───── Records for processing ─────

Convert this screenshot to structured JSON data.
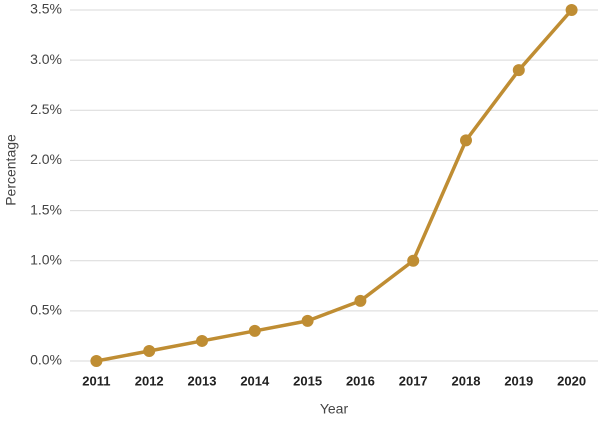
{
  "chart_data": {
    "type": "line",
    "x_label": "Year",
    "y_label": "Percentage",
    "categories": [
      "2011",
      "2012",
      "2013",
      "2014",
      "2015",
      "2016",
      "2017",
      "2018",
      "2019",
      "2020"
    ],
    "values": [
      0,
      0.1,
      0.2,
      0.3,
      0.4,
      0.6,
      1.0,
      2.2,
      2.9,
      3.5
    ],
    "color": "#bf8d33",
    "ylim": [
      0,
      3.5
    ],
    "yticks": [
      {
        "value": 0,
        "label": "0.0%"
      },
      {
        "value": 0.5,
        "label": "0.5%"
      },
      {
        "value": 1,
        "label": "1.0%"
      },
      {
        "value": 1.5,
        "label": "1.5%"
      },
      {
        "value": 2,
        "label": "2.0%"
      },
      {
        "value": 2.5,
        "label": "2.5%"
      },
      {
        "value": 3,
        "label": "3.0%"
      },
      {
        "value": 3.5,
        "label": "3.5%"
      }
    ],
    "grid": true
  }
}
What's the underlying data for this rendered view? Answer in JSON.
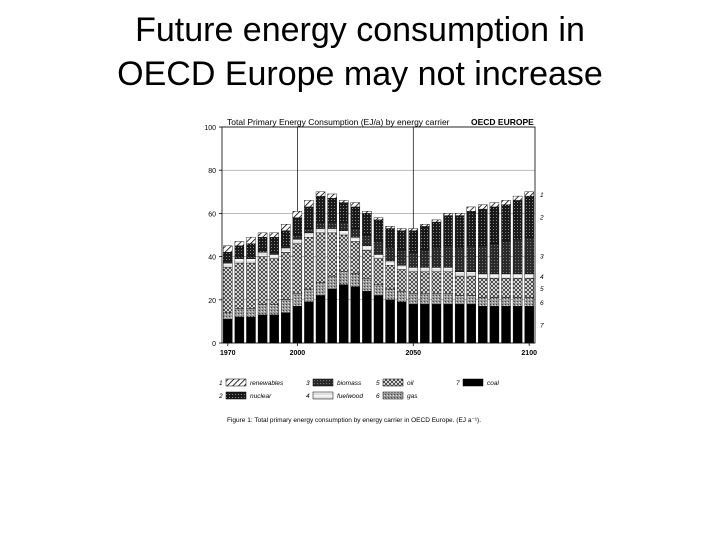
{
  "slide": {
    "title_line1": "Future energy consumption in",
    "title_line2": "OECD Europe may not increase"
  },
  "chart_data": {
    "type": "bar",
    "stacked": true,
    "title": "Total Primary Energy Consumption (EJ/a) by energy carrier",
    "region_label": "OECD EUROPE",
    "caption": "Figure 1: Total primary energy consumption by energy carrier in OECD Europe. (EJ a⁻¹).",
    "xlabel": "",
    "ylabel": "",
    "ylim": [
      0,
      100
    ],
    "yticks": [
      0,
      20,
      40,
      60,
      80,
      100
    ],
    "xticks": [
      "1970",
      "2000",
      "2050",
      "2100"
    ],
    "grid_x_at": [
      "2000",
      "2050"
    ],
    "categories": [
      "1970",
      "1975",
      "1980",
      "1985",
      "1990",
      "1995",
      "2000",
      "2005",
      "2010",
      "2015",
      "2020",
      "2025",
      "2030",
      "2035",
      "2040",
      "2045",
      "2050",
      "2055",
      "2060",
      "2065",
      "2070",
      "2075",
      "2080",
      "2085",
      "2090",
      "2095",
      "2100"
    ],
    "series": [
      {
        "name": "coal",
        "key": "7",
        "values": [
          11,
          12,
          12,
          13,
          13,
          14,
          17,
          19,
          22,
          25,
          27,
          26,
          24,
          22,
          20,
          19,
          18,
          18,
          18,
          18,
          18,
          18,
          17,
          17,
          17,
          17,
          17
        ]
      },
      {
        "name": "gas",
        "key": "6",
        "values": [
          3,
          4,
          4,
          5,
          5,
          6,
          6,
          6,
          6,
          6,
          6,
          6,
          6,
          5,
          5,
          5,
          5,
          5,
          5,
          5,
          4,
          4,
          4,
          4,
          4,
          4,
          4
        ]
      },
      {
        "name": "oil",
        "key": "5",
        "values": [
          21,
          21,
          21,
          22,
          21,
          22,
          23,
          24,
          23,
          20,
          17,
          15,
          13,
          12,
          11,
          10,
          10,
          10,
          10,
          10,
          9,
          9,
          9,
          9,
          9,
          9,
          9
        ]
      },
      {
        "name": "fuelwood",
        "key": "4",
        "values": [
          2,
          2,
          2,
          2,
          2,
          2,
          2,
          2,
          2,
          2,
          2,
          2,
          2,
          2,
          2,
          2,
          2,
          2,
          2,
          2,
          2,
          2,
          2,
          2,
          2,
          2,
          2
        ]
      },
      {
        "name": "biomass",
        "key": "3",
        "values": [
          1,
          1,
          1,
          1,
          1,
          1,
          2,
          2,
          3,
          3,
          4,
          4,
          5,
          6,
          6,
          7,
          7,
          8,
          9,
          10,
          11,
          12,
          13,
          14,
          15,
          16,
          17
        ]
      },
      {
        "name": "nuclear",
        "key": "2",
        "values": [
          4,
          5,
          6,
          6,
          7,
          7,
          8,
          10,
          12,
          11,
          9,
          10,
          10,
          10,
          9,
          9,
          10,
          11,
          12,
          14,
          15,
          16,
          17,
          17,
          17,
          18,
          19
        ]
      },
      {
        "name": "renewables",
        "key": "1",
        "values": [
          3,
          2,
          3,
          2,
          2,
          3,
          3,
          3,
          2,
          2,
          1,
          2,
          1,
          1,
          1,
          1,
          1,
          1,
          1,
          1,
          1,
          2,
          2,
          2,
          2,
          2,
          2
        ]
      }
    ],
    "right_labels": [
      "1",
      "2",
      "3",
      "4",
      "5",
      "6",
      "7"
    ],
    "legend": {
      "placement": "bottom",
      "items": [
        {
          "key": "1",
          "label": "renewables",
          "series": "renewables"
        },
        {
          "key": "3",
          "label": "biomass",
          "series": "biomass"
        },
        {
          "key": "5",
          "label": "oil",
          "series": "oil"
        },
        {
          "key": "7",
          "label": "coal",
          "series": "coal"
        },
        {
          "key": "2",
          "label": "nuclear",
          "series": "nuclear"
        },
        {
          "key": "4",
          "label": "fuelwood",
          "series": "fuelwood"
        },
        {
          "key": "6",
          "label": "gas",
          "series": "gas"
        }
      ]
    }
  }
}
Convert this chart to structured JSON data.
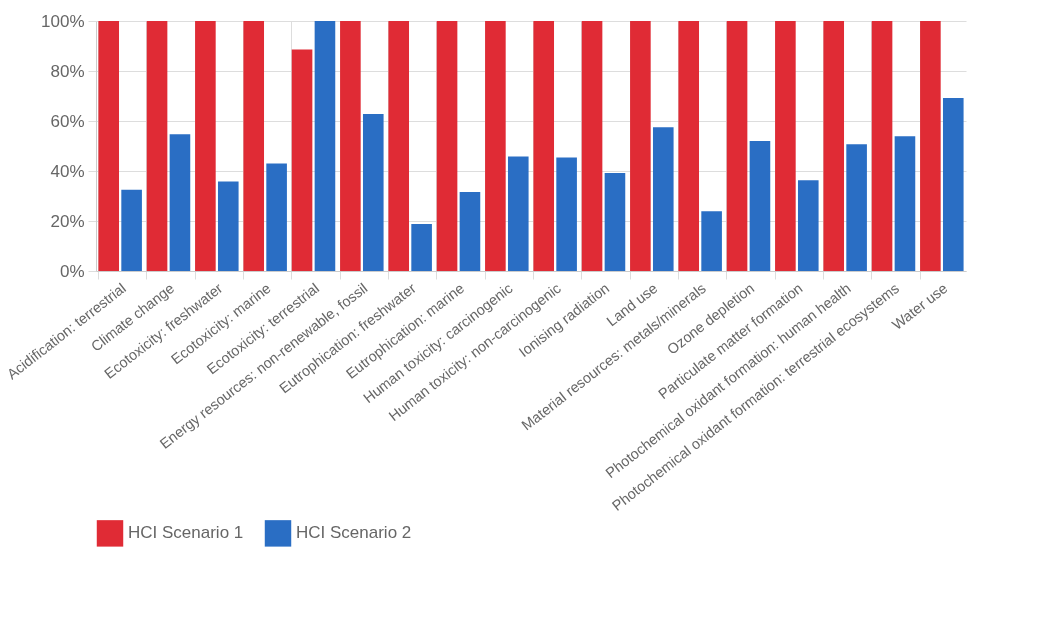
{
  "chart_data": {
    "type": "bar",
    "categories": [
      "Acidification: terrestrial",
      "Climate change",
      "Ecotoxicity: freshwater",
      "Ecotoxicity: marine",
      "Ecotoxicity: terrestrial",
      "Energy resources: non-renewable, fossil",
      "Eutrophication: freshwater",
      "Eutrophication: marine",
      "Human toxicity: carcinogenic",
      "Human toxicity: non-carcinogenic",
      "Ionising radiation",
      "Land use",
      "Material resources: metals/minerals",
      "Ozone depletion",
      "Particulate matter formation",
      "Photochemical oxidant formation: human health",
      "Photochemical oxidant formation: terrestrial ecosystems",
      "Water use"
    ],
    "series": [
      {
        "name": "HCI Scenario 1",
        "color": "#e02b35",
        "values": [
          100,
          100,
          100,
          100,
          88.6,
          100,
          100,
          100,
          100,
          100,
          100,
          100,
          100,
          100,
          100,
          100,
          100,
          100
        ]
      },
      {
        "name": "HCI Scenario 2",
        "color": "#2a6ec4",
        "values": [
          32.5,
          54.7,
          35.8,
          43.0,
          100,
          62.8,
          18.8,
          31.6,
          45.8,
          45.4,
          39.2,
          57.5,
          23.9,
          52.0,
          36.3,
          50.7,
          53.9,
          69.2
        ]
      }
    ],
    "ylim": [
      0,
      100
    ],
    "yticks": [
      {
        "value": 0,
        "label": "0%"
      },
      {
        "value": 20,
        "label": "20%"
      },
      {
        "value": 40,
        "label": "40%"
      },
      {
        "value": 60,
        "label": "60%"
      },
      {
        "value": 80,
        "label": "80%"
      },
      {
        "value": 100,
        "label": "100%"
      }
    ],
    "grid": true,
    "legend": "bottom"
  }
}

─────

Instructions to follow - Set every line down exactly as written, leaving each picture out.

Task result -
Convert this screenshot to structured JSON data.
{
  "chart_data": {
    "type": "line",
    "x_label": "Year",
    "y_label": "Percentage",
    "categories": [
      "2011",
      "2012",
      "2013",
      "2014",
      "2015",
      "2016",
      "2017",
      "2018",
      "2019",
      "2020"
    ],
    "values": [
      0,
      0.1,
      0.2,
      0.3,
      0.4,
      0.6,
      1.0,
      2.2,
      2.9,
      3.5
    ],
    "color": "#bf8d33",
    "ylim": [
      0,
      3.5
    ],
    "yticks": [
      {
        "value": 0,
        "label": "0.0%"
      },
      {
        "value": 0.5,
        "label": "0.5%"
      },
      {
        "value": 1,
        "label": "1.0%"
      },
      {
        "value": 1.5,
        "label": "1.5%"
      },
      {
        "value": 2,
        "label": "2.0%"
      },
      {
        "value": 2.5,
        "label": "2.5%"
      },
      {
        "value": 3,
        "label": "3.0%"
      },
      {
        "value": 3.5,
        "label": "3.5%"
      }
    ],
    "grid": true
  }
}
What's the underlying data for this rendered view? Answer in JSON.
{
  "slide": {
    "title_line1": "Future energy consumption in",
    "title_line2": "OECD Europe may not increase"
  },
  "chart_data": {
    "type": "bar",
    "stacked": true,
    "title": "Total Primary Energy Consumption (EJ/a) by energy carrier",
    "region_label": "OECD EUROPE",
    "caption": "Figure 1: Total primary energy consumption by energy carrier in OECD Europe. (EJ a⁻¹).",
    "xlabel": "",
    "ylabel": "",
    "ylim": [
      0,
      100
    ],
    "yticks": [
      0,
      20,
      40,
      60,
      80,
      100
    ],
    "xticks": [
      "1970",
      "2000",
      "2050",
      "2100"
    ],
    "grid_x_at": [
      "2000",
      "2050"
    ],
    "categories": [
      "1970",
      "1975",
      "1980",
      "1985",
      "1990",
      "1995",
      "2000",
      "2005",
      "2010",
      "2015",
      "2020",
      "2025",
      "2030",
      "2035",
      "2040",
      "2045",
      "2050",
      "2055",
      "2060",
      "2065",
      "2070",
      "2075",
      "2080",
      "2085",
      "2090",
      "2095",
      "2100"
    ],
    "series": [
      {
        "name": "coal",
        "key": "7",
        "values": [
          11,
          12,
          12,
          13,
          13,
          14,
          17,
          19,
          22,
          25,
          27,
          26,
          24,
          22,
          20,
          19,
          18,
          18,
          18,
          18,
          18,
          18,
          17,
          17,
          17,
          17,
          17
        ]
      },
      {
        "name": "gas",
        "key": "6",
        "values": [
          3,
          4,
          4,
          5,
          5,
          6,
          6,
          6,
          6,
          6,
          6,
          6,
          6,
          5,
          5,
          5,
          5,
          5,
          5,
          5,
          4,
          4,
          4,
          4,
          4,
          4,
          4
        ]
      },
      {
        "name": "oil",
        "key": "5",
        "values": [
          21,
          21,
          21,
          22,
          21,
          22,
          23,
          24,
          23,
          20,
          17,
          15,
          13,
          12,
          11,
          10,
          10,
          10,
          10,
          10,
          9,
          9,
          9,
          9,
          9,
          9,
          9
        ]
      },
      {
        "name": "fuelwood",
        "key": "4",
        "values": [
          2,
          2,
          2,
          2,
          2,
          2,
          2,
          2,
          2,
          2,
          2,
          2,
          2,
          2,
          2,
          2,
          2,
          2,
          2,
          2,
          2,
          2,
          2,
          2,
          2,
          2,
          2
        ]
      },
      {
        "name": "biomass",
        "key": "3",
        "values": [
          1,
          1,
          1,
          1,
          1,
          1,
          2,
          2,
          3,
          3,
          4,
          4,
          5,
          6,
          6,
          7,
          7,
          8,
          9,
          10,
          11,
          12,
          13,
          14,
          15,
          16,
          17
        ]
      },
      {
        "name": "nuclear",
        "key": "2",
        "values": [
          4,
          5,
          6,
          6,
          7,
          7,
          8,
          10,
          12,
          11,
          9,
          10,
          10,
          10,
          9,
          9,
          10,
          11,
          12,
          14,
          15,
          16,
          17,
          17,
          17,
          18,
          19
        ]
      },
      {
        "name": "renewables",
        "key": "1",
        "values": [
          3,
          2,
          3,
          2,
          2,
          3,
          3,
          3,
          2,
          2,
          1,
          2,
          1,
          1,
          1,
          1,
          1,
          1,
          1,
          1,
          1,
          2,
          2,
          2,
          2,
          2,
          2
        ]
      }
    ],
    "right_labels": [
      "1",
      "2",
      "3",
      "4",
      "5",
      "6",
      "7"
    ],
    "legend": {
      "placement": "bottom",
      "items": [
        {
          "key": "1",
          "label": "renewables",
          "series": "renewables"
        },
        {
          "key": "3",
          "label": "biomass",
          "series": "biomass"
        },
        {
          "key": "5",
          "label": "oil",
          "series": "oil"
        },
        {
          "key": "7",
          "label": "coal",
          "series": "coal"
        },
        {
          "key": "2",
          "label": "nuclear",
          "series": "nuclear"
        },
        {
          "key": "4",
          "label": "fuelwood",
          "series": "fuelwood"
        },
        {
          "key": "6",
          "label": "gas",
          "series": "gas"
        }
      ]
    }
  }
}
Convert this chart to structured JSON data.
{
  "chart_data": {
    "type": "bar",
    "categories": [
      "Acidification: terrestrial",
      "Climate change",
      "Ecotoxicity: freshwater",
      "Ecotoxicity: marine",
      "Ecotoxicity: terrestrial",
      "Energy resources: non-renewable, fossil",
      "Eutrophication: freshwater",
      "Eutrophication: marine",
      "Human toxicity: carcinogenic",
      "Human toxicity: non-carcinogenic",
      "Ionising radiation",
      "Land use",
      "Material resources: metals/minerals",
      "Ozone depletion",
      "Particulate matter formation",
      "Photochemical oxidant formation: human health",
      "Photochemical oxidant formation: terrestrial ecosystems",
      "Water use"
    ],
    "series": [
      {
        "name": "HCI Scenario 1",
        "color": "#e02b35",
        "values": [
          100,
          100,
          100,
          100,
          88.6,
          100,
          100,
          100,
          100,
          100,
          100,
          100,
          100,
          100,
          100,
          100,
          100,
          100
        ]
      },
      {
        "name": "HCI Scenario 2",
        "color": "#2a6ec4",
        "values": [
          32.5,
          54.7,
          35.8,
          43.0,
          100,
          62.8,
          18.8,
          31.6,
          45.8,
          45.4,
          39.2,
          57.5,
          23.9,
          52.0,
          36.3,
          50.7,
          53.9,
          69.2
        ]
      }
    ],
    "ylim": [
      0,
      100
    ],
    "yticks": [
      {
        "value": 0,
        "label": "0%"
      },
      {
        "value": 20,
        "label": "20%"
      },
      {
        "value": 40,
        "label": "40%"
      },
      {
        "value": 60,
        "label": "60%"
      },
      {
        "value": 80,
        "label": "80%"
      },
      {
        "value": 100,
        "label": "100%"
      }
    ],
    "grid": true,
    "legend": "bottom"
  }
}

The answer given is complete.